Entries with figure data:

========

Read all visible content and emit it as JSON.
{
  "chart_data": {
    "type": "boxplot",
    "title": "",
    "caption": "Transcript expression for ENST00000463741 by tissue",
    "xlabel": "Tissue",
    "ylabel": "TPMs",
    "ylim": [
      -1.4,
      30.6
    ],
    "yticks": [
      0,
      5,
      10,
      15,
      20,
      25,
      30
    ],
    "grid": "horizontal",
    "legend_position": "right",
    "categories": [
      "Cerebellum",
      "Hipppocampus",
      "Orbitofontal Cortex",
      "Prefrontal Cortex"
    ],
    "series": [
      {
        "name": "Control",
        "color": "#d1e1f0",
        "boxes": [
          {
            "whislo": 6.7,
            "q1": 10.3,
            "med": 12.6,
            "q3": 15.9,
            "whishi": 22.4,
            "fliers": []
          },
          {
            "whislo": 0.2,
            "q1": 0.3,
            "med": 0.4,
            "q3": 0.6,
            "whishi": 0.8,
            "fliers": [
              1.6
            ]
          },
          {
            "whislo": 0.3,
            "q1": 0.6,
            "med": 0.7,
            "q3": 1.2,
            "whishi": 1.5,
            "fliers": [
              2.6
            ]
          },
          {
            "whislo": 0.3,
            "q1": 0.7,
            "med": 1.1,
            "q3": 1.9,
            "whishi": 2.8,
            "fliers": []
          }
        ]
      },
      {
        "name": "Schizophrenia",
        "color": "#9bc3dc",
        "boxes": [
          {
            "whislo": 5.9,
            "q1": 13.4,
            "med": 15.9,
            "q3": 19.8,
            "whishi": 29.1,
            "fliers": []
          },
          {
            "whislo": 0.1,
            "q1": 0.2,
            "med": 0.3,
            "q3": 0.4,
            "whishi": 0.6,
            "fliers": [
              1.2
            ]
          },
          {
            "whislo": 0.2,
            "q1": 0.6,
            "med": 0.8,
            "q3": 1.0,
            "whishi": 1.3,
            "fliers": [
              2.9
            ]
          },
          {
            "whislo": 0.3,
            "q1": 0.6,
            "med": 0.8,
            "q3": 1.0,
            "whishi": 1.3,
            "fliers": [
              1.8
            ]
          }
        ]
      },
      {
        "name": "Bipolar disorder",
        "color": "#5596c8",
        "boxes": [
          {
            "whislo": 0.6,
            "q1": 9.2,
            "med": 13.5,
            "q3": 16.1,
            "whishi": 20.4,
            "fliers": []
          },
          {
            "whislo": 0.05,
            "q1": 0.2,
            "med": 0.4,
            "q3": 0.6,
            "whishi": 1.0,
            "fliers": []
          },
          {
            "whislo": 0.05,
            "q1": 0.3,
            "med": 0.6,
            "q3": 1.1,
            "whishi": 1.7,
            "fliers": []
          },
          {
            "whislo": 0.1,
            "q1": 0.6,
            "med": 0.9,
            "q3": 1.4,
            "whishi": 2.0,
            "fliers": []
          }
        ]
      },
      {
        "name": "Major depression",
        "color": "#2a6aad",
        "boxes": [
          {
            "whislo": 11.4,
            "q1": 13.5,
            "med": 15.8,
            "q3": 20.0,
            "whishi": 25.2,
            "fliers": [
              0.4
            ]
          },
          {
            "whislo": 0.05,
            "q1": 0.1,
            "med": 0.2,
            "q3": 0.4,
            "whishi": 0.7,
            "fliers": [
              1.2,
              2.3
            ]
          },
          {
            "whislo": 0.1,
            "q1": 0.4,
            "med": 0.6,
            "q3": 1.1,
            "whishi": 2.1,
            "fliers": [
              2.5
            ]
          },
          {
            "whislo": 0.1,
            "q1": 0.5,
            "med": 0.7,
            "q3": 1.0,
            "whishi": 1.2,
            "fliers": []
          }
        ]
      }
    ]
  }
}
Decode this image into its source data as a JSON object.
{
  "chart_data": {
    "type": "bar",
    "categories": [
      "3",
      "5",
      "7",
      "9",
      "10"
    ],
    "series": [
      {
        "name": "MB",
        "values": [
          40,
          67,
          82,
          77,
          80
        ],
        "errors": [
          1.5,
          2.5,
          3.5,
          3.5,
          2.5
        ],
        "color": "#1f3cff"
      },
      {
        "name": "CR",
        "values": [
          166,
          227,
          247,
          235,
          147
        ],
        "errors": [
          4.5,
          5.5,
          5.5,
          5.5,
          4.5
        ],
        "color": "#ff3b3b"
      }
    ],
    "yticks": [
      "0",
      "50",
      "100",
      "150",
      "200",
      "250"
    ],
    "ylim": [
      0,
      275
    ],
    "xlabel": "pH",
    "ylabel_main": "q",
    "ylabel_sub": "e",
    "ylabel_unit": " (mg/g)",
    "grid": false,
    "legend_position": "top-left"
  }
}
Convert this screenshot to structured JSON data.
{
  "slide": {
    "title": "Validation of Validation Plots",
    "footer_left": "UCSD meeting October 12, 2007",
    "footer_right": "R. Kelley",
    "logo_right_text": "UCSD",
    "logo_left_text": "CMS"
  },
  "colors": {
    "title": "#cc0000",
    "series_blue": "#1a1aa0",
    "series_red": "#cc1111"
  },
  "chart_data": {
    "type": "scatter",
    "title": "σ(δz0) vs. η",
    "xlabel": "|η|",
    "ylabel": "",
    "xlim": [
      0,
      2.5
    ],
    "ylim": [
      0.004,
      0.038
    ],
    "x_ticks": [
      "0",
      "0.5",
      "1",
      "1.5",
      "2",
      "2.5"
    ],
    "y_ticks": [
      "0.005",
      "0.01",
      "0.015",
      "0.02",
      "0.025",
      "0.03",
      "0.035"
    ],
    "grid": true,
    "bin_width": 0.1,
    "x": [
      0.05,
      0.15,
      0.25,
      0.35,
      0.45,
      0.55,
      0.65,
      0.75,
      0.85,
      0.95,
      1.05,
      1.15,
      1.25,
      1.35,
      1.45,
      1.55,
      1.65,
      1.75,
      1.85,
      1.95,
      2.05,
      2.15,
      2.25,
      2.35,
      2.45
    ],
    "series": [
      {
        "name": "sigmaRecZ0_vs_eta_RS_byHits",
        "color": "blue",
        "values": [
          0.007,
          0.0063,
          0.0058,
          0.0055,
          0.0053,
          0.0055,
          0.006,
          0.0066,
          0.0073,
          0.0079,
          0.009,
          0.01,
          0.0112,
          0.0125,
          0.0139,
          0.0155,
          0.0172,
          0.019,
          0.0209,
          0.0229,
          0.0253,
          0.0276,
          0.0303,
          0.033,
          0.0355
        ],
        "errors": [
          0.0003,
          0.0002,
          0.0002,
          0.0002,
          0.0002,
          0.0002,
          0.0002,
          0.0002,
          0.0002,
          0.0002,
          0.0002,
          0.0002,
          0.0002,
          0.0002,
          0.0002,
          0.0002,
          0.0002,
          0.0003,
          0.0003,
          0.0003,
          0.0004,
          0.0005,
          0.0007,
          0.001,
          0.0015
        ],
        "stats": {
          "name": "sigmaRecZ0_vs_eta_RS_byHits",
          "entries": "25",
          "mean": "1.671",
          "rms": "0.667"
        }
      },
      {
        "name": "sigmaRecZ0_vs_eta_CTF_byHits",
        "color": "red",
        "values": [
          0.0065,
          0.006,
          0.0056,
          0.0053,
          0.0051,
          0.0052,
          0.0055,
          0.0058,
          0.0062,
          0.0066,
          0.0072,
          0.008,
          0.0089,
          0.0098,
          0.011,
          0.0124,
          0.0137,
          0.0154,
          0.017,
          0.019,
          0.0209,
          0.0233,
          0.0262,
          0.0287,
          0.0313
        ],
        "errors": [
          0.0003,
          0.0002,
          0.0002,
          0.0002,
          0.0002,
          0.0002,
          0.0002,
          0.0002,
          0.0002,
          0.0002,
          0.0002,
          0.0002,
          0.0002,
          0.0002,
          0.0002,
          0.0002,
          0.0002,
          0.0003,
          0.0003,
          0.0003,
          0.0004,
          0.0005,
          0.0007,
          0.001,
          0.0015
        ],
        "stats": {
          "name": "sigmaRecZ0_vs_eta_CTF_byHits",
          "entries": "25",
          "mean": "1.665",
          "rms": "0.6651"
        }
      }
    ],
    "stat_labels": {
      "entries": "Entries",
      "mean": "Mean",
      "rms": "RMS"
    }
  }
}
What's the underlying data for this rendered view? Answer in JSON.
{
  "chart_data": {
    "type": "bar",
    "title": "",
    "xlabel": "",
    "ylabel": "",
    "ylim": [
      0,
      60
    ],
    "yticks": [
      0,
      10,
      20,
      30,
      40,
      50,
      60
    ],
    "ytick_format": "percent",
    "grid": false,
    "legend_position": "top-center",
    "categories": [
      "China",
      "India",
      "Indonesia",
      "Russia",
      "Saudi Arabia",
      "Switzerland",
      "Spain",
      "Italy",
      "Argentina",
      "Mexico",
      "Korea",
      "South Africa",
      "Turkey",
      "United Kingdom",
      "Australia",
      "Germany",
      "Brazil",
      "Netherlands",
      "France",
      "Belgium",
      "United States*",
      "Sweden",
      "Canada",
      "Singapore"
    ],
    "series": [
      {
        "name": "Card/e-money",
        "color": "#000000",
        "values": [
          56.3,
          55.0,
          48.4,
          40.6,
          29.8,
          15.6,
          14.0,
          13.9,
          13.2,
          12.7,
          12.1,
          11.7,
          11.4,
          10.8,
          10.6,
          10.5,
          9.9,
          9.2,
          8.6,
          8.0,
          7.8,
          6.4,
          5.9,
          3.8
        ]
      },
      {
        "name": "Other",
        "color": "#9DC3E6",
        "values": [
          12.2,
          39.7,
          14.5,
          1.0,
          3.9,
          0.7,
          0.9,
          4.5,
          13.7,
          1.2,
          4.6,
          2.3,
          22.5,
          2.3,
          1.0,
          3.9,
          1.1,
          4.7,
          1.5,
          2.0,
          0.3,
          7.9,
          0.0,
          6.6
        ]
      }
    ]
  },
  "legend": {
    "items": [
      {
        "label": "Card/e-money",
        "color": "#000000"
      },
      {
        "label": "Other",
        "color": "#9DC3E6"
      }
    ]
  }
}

========

Required task: Pick out each line above that includes "name" and show it.

Solution below:
        "name": "Control",
        "name": "Schizophrenia",
        "name": "Bipolar disorder",
        "name": "Major depression",
        "name": "MB",
        "name": "CR",
        "name": "sigmaRecZ0_vs_eta_RS_byHits",
          "name": "sigmaRecZ0_vs_eta_RS_byHits",
        "name": "sigmaRecZ0_vs_eta_CTF_byHits",
          "name": "sigmaRecZ0_vs_eta_CTF_byHits",
        "name": "Card/e-money",
        "name": "Other",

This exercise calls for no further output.